Extracted text:
——

A view of the Thames from the north bank with Old Westminster Bridge, Lambeth Palace and St Paul’s

A view of the Thames from the north bank with Old Westminster Bridge, Lambeth Palace and St Paul’s

£ POA
Reference

374877

JOSEPH NICHOLLS

Fl. 1726 - 1755  

English School 

A view of the Thames from the north bank with Old Westminster Bridge, 

Lambeth Palace and St Paul’s

Oil on canvas

61 x 102 cms

24 x 401//8 inches

Overall framed size 71.3 x 112.5 cms

                                281/8 x 441/4 ins

 

Britain is fortunate in that it has an unrivalled record of topographical records compared to Europe. On the continent, major towns or cities were occasionally depicted as were important castles or palaces such as Versailles for example, but in Britain there is an abundance of  engravings and paintings depicting country houses, churches, villages, towns, cities and parts of them.

The astonishing wealth of records, “There is simply nothing like this in the rest of Europe, not even after 1800, and no other country in the world has today such an efficient system of rate-supported County Record or Archive Offices which take into their care the paper history of the county” (John Harris in ‘Prospects of Town and Park’ – National Art-Collections Fund Exhibition, Colnaghi 1988) There were large numbers of antiquarians and there was enormous interest in recording  the history and topographical views in written and painted records. One can only surmise why this is the case; perhaps it is a deep-rooted consequence of the Domesday Book, but whatever the reason, there is an abundance of painted views and aspects of houses and urban areas.

Therefore it is rather ironic that the genre of topographical painting had really been introduced to England from Northern Europe where artists in the Netherlands had an established tradition. There are few surviving illustrations from the Tudor period although some artists from the Low Countries such as Hoefnagel in 1568 and van der Wyngaerde in 1559 did work in England. It was following the Restoration and the coronation of Charles II in 1660, marking the end of the governance of Parliament, and then, particularly after the accession of William of Orange in 1689, that the influence of art and architecture from Holland became marked in England.

The Earl of Arundel had returned from a mission to Vienna in 1636 with the Prague born artist Wenceslaus Hollar who remained here until 1644. He returned again in 1652, remaining until his death in 1677 and although most of his work survives in engraved form, he was a significant influence on English landscape painting. He managed to impart an English sensibility to the Northern European style and this can be discerned in “A View of the Thames below Wesminster Pier” now in the Barber Institute.

——

Records from a data collection:
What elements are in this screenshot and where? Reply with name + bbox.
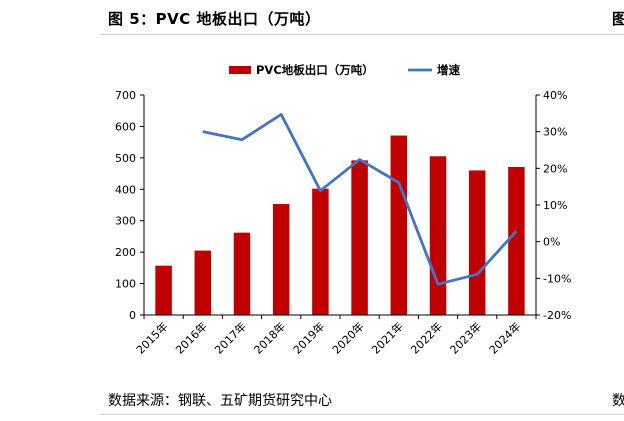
left-tick-label: 200 <box>115 246 136 259</box>
right-tick-label: 0% <box>543 236 560 249</box>
x-tick-label: 2015年 <box>133 319 170 356</box>
bar-2021年 <box>390 135 408 315</box>
x-tick-label: 2017年 <box>212 319 249 356</box>
left-tick-label: 500 <box>115 152 136 165</box>
left-tick-label: 400 <box>115 183 136 196</box>
x-tick-label: 2023年 <box>447 319 484 356</box>
x-tick-label: 2024年 <box>486 319 523 356</box>
left-tick-label: 100 <box>115 278 136 291</box>
bar-2020年 <box>351 160 368 315</box>
chart-title: 图 5：PVC 地板出口（万吨） <box>108 10 321 28</box>
top-rule <box>100 34 624 35</box>
bar-2017年 <box>233 232 251 315</box>
left-tick-label: 300 <box>115 215 136 228</box>
bar-2023年 <box>468 170 486 315</box>
left-tick-label: 700 <box>115 89 136 102</box>
growth-rate-line <box>202 113 518 286</box>
right-tick-label: 40% <box>543 89 567 102</box>
x-tick-label: 2016年 <box>172 319 209 356</box>
right-tick-label: 10% <box>543 199 567 212</box>
bar-2019年 <box>312 188 329 315</box>
adjacent-figure-title-fragment: 图 <box>612 10 624 28</box>
left-tick-label: 600 <box>115 120 136 133</box>
x-tick-label: 2021年 <box>368 319 405 356</box>
x-tick-label: 2022年 <box>408 319 445 356</box>
right-tick-label: -20% <box>543 309 571 322</box>
x-tick-label: 2018年 <box>251 319 288 356</box>
right-tick-label: 30% <box>543 126 567 139</box>
legend-bar-swatch <box>229 66 251 74</box>
right-tick-label: 20% <box>543 162 567 175</box>
bar-2018年 <box>272 204 290 315</box>
bar-2024年 <box>508 166 525 315</box>
legend-bar-label: PVC地板出口（万吨） <box>256 63 374 77</box>
bottom-rule <box>100 414 624 415</box>
adjacent-source-fragment: 数 <box>612 393 624 409</box>
right-tick-label: -10% <box>543 272 571 285</box>
bar-2022年 <box>429 156 447 315</box>
bar-2016年 <box>194 250 212 315</box>
source-note: 数据来源：钢联、五矿期货研究中心 <box>108 393 332 409</box>
x-tick-label: 2019年 <box>290 319 327 356</box>
bar-2015年 <box>155 265 172 315</box>
left-tick-label: 0 <box>129 309 136 322</box>
legend-line-label: 增速 <box>437 63 460 77</box>
x-tick-label: 2020年 <box>329 319 366 356</box>
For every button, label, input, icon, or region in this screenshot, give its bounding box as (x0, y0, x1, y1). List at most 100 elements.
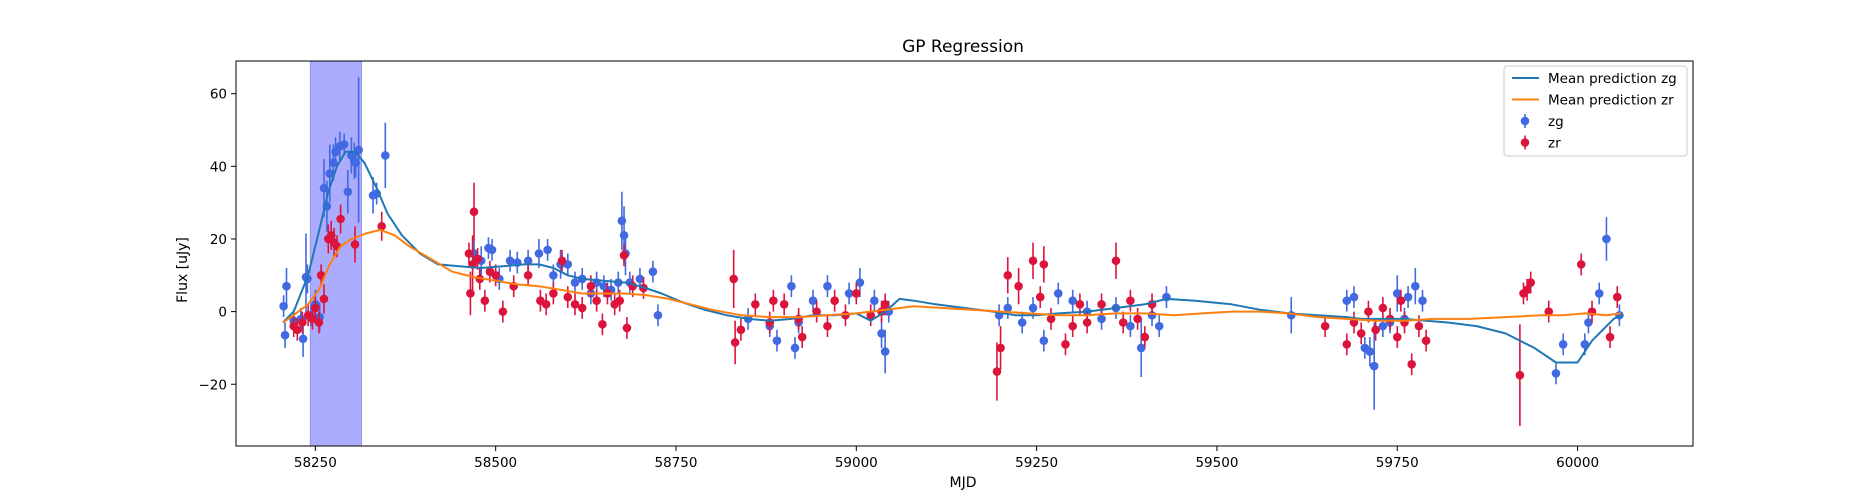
data-point-zr (736, 325, 746, 335)
data-point-zg (487, 245, 497, 255)
x-tick-label: 59750 (1376, 455, 1419, 471)
data-point-zg (1418, 296, 1427, 306)
data-point-zg (282, 281, 291, 291)
axes-frame (235, 60, 1694, 447)
data-point-zg (772, 336, 782, 345)
data-point-zr (592, 296, 601, 306)
data-point-zr (377, 221, 387, 231)
data-point-zg (1392, 289, 1402, 298)
data-point-zg (1369, 361, 1379, 371)
data-point-zr (996, 343, 1005, 353)
data-point-zr (992, 367, 1002, 376)
data-point-zr (1046, 314, 1056, 324)
data-point-zr (1140, 332, 1150, 342)
data-point-zg (1551, 369, 1561, 378)
data-point-zr (319, 294, 329, 304)
legend-box (1503, 65, 1688, 157)
data-point-zr (866, 310, 876, 320)
data-point-zg (870, 296, 879, 306)
data-point-zg (1068, 296, 1077, 306)
data-point-zg (505, 256, 515, 266)
legend-label: Mean prediction zr (1548, 93, 1674, 109)
data-point-zr (1526, 278, 1536, 287)
data-point-zg (1365, 347, 1375, 356)
data-point-zr (751, 300, 760, 309)
data-point-zr (1035, 292, 1045, 302)
data-point-zr (1515, 370, 1525, 380)
data-point-zg (844, 289, 854, 298)
data-point-zg (790, 343, 800, 353)
data-point-zr (1075, 300, 1085, 309)
data-point-zg (1286, 310, 1296, 320)
data-point-zg (1558, 340, 1568, 349)
line-mean-prediction-zr (282, 228, 1622, 324)
data-point-zg (1017, 318, 1027, 327)
data-point-zr (1028, 256, 1038, 266)
x-tick-label: 59500 (1195, 455, 1238, 471)
data-point-zr (350, 240, 360, 249)
data-point-zg (648, 267, 658, 276)
data-point-zg (787, 281, 796, 291)
data-point-zr (1014, 281, 1023, 291)
data-point-zr (1364, 307, 1373, 316)
x-tick-label: 58750 (655, 455, 698, 471)
data-point-zr (314, 318, 324, 327)
data-point-zr (336, 214, 345, 224)
data-point-zg (1053, 289, 1063, 298)
data-point-zg (1584, 318, 1593, 327)
data-point-zg (339, 140, 349, 149)
data-point-zr (1097, 300, 1106, 309)
data-point-zr (1356, 329, 1366, 338)
data-point-zg (1411, 281, 1420, 291)
data-point-zr (1133, 314, 1142, 324)
data-point-zg (1378, 321, 1388, 331)
data-point-zr (1371, 325, 1380, 335)
data-point-zg (523, 256, 533, 266)
data-point-zg (298, 334, 308, 344)
data-point-zr (823, 321, 832, 331)
data-point-zg (653, 310, 663, 320)
data-point-zr (622, 323, 632, 333)
data-point-zr (830, 296, 839, 306)
data-point-zr (1342, 340, 1352, 349)
data-point-zr (1522, 285, 1532, 295)
legend-swatch-marker (1520, 116, 1530, 126)
data-point-zg (1594, 289, 1604, 298)
data-point-zr (615, 296, 625, 306)
data-point-zr (541, 300, 551, 309)
data-point-zg (599, 281, 609, 291)
y-tick-label: 40 (210, 159, 227, 175)
y-tick-label: 0 (218, 305, 227, 321)
data-point-zr (1544, 307, 1554, 316)
legend: Mean prediction zg Mean prediction zr zg zr (1503, 65, 1688, 157)
data-point-zr (598, 320, 607, 329)
data-point-zg (534, 249, 544, 258)
data-point-zr (1407, 359, 1416, 369)
data-point-zr (812, 307, 821, 316)
data-point-zg (855, 278, 865, 287)
data-point-zr (1612, 292, 1622, 302)
data-point-zg (1602, 234, 1611, 244)
data-point-zr (473, 254, 482, 264)
data-point-zg (1342, 296, 1352, 306)
data-point-zg (877, 329, 886, 338)
data-point-zg (1097, 314, 1106, 324)
data-point-zg (1154, 321, 1164, 331)
y-axis-label: Flux [uJy] (175, 237, 191, 303)
data-point-zr (570, 300, 580, 309)
data-point-zg (1126, 321, 1135, 331)
data-point-zr (577, 303, 587, 313)
data-point-zg (1580, 340, 1590, 349)
data-point-zr (469, 207, 479, 217)
data-point-zg (570, 278, 580, 287)
data-point-zg (1403, 292, 1413, 302)
data-point-zr (779, 300, 789, 309)
data-point-zr (619, 251, 629, 260)
legend-label: Mean prediction zg (1548, 71, 1677, 87)
data-point-zr (1576, 260, 1586, 269)
y-tick-label: 20 (210, 232, 227, 248)
legend-swatch-marker (1520, 138, 1530, 147)
data-point-zr (586, 281, 596, 291)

——

Stated task A:
According to the painting description, in what year did the Earl of Arundel return from his mission to Vienna?
Stated task B:
Reproduce word for word the passage of the painting description between "61 x 102 cms" and "parts of them.", inclusive.

Complete output A:
1636

Complete output B:
61 x 102 cms

24 x 401//8 inches

Overall framed size 71.3 x 112.5 cms

                                281/8 x 441/4 ins

 

Britain is fortunate in that it has an unrivalled record of topographical records compared to Europe. On the continent, major towns or cities were occasionally depicted as were important castles or palaces such as Versailles for example, but in Britain there is an abundance of  engravings and paintings depicting country houses, churches, villages, towns, cities and parts of them.